Exercise goal = Find the lines with the string "trong" and return them.

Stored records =
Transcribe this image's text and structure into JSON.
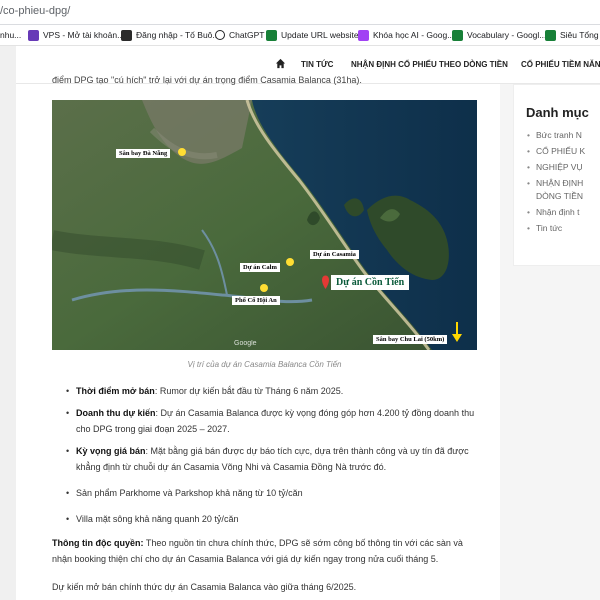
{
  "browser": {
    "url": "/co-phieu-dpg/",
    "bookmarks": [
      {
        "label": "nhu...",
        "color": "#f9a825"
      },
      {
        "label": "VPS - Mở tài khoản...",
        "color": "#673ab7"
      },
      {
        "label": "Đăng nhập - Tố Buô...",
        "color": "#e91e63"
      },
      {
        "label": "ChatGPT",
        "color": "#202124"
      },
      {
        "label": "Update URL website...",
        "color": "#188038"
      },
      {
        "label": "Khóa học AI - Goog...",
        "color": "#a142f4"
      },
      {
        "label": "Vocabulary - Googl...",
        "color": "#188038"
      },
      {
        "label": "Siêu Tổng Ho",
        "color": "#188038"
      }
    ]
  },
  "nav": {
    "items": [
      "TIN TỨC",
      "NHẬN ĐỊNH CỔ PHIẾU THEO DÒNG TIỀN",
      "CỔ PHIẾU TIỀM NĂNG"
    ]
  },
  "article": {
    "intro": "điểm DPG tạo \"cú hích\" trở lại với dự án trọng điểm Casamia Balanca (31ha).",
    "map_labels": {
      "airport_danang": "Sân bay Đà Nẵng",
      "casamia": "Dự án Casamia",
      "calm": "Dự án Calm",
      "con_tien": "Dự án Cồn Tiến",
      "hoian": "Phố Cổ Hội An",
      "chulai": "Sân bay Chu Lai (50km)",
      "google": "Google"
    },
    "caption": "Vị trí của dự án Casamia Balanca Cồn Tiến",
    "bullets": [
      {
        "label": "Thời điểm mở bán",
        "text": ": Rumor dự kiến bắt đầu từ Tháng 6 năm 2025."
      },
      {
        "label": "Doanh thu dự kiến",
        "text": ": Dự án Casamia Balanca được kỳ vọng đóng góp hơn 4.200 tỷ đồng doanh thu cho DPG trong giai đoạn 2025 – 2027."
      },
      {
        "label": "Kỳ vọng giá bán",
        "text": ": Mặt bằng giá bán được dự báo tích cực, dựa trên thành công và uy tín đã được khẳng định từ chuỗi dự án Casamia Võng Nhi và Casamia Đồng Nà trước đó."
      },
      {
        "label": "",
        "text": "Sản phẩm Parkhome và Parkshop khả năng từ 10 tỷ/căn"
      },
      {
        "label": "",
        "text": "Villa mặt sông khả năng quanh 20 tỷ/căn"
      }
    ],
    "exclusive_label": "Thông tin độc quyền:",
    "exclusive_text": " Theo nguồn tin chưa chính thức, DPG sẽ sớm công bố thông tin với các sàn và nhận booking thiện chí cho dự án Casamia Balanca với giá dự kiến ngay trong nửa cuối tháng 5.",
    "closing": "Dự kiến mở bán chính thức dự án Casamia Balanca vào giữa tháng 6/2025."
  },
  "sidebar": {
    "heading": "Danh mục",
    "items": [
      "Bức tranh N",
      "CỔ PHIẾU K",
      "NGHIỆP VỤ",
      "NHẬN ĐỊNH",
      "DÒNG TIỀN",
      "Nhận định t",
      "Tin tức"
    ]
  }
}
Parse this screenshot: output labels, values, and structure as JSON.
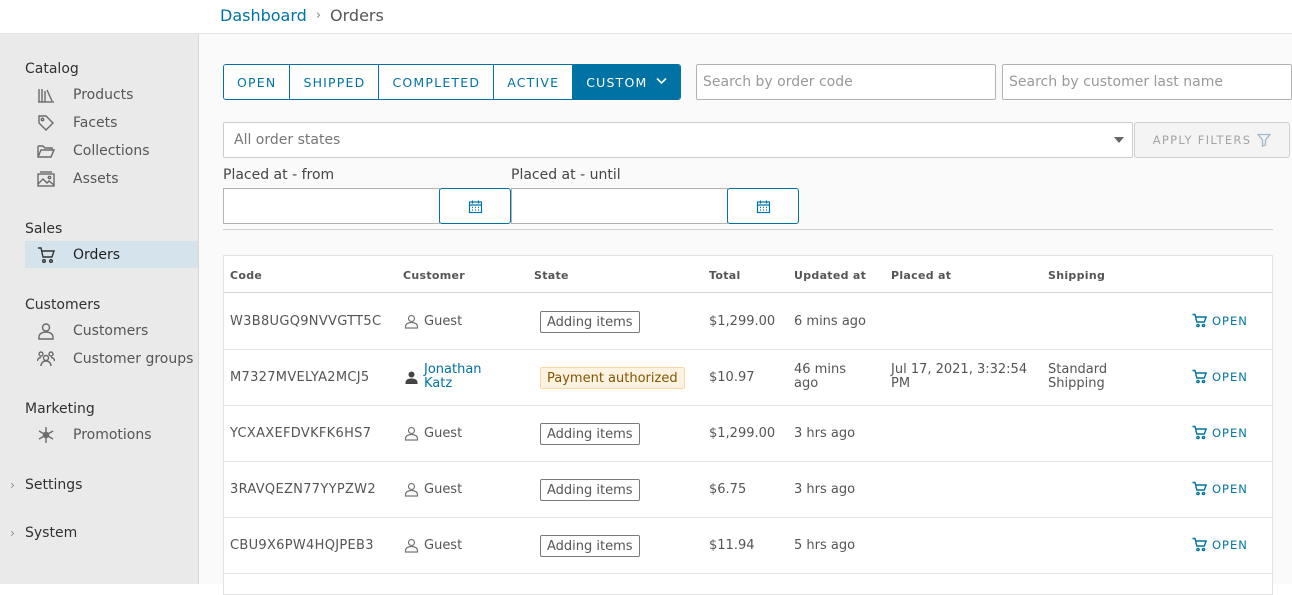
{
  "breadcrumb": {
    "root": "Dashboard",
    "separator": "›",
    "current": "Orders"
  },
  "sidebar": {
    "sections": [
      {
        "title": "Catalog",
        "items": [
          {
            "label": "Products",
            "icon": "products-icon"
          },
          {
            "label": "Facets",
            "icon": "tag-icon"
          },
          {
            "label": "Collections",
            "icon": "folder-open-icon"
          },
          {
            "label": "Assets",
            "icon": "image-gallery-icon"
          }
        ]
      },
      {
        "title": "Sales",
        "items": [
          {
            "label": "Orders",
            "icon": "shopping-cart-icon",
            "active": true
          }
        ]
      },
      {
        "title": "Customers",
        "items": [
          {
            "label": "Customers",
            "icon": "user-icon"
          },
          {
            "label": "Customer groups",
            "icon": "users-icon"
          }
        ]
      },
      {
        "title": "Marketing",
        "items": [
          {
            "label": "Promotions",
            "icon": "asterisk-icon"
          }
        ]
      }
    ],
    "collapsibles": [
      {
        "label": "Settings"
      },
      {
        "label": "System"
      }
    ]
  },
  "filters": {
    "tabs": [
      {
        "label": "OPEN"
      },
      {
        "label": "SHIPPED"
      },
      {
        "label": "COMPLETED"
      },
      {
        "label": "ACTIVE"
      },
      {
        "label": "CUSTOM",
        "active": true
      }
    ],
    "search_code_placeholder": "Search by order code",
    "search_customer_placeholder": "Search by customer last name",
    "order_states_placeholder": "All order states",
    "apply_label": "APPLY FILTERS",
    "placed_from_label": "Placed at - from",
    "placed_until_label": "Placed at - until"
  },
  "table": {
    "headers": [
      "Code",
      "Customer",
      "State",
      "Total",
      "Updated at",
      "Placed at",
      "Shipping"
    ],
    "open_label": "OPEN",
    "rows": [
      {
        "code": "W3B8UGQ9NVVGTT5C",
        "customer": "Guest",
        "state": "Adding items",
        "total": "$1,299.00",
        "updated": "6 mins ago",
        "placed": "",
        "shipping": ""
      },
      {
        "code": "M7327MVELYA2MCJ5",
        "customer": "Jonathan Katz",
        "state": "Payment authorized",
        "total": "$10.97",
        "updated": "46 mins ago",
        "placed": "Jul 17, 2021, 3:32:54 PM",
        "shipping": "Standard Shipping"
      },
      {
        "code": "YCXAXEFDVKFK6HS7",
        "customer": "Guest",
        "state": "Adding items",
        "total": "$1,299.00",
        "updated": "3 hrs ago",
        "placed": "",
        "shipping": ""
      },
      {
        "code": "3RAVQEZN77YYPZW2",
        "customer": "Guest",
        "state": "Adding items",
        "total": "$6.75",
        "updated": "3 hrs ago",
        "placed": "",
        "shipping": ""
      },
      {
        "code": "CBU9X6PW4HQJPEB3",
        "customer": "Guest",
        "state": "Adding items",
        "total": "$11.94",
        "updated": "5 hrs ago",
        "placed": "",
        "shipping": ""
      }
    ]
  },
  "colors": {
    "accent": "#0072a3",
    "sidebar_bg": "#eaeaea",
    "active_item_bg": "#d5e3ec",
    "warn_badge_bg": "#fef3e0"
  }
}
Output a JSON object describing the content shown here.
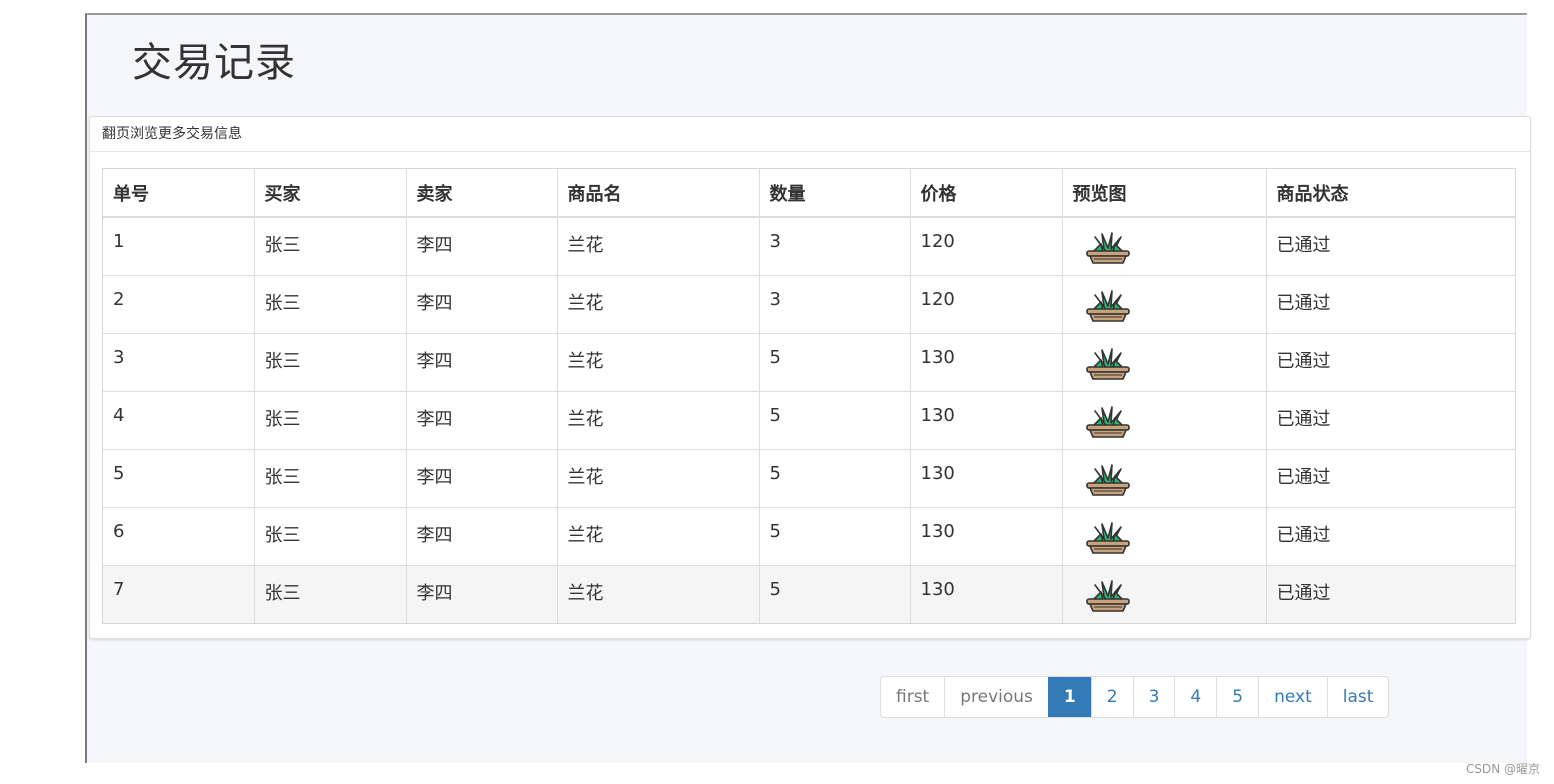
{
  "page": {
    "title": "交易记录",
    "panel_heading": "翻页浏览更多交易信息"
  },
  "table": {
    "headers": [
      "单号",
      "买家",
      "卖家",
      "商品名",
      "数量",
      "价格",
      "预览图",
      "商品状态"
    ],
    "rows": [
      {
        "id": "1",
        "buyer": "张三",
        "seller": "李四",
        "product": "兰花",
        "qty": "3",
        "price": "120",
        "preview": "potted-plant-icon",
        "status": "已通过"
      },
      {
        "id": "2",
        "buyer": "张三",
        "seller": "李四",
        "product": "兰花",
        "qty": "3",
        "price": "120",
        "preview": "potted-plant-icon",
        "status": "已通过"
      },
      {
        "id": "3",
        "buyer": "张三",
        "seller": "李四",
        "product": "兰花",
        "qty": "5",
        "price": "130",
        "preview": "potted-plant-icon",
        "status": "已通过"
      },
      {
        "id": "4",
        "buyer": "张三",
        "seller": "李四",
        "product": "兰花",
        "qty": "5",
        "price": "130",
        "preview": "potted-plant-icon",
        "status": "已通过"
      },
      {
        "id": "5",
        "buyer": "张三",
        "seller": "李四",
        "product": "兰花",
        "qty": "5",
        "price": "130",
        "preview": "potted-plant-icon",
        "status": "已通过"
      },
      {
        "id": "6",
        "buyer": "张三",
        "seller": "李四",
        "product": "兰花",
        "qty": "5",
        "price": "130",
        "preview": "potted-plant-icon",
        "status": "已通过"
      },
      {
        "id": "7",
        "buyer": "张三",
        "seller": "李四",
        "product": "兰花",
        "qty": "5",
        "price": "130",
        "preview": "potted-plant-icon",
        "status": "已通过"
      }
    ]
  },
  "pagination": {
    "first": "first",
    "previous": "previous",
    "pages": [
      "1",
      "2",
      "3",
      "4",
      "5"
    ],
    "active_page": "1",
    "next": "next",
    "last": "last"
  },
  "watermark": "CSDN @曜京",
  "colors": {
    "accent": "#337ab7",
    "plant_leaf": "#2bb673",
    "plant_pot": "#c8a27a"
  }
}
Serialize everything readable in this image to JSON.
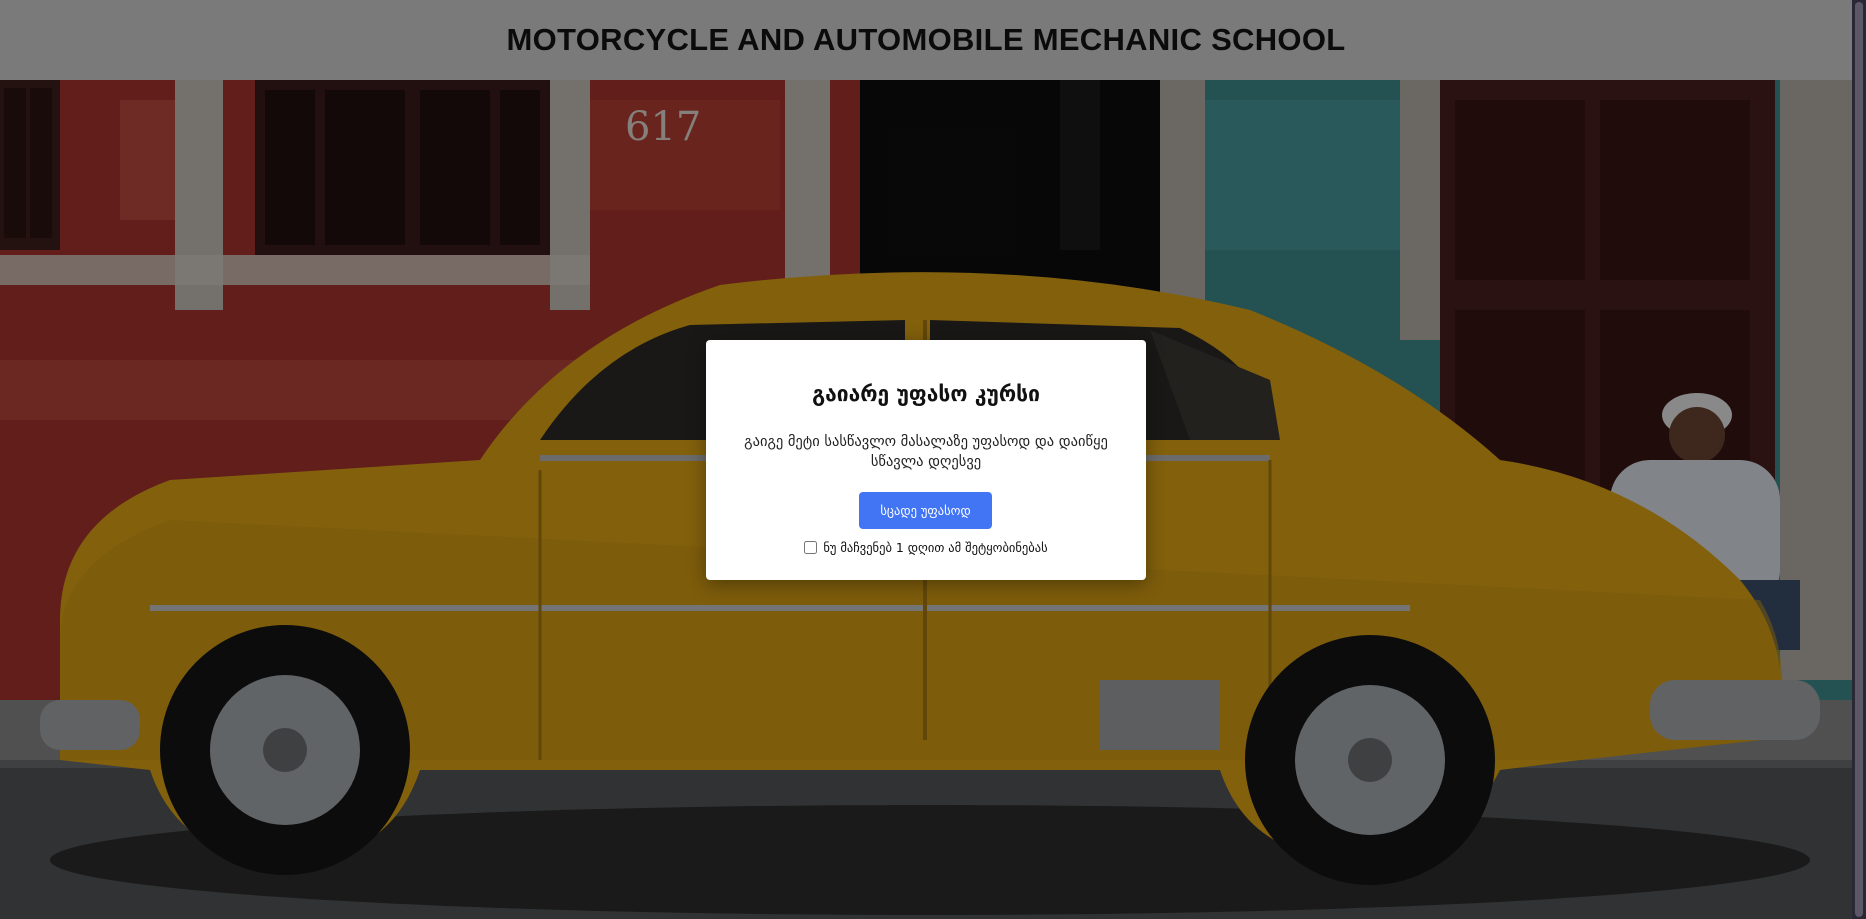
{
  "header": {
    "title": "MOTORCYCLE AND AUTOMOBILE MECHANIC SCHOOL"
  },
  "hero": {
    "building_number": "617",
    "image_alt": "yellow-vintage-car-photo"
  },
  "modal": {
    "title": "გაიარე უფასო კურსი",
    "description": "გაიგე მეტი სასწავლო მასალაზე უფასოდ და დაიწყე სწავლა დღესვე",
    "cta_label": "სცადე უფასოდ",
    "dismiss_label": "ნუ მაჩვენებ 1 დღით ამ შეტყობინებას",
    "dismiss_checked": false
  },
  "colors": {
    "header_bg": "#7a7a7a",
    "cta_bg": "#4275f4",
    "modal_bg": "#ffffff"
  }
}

Result =
        "text": ": Dự án Casamia Balanca được kỳ vọng đóng góp hơn 4.200 tỷ đồng doanh thu cho DPG trong giai đoạn 2025 – 2027."
    "exclusive_text": " Theo nguồn tin chưa chính thức, DPG sẽ sớm công bố thông tin với các sàn và nhận booking thiện chí cho dự án Casamia Balanca với giá dự kiến ngay trong nửa cuối tháng 5.",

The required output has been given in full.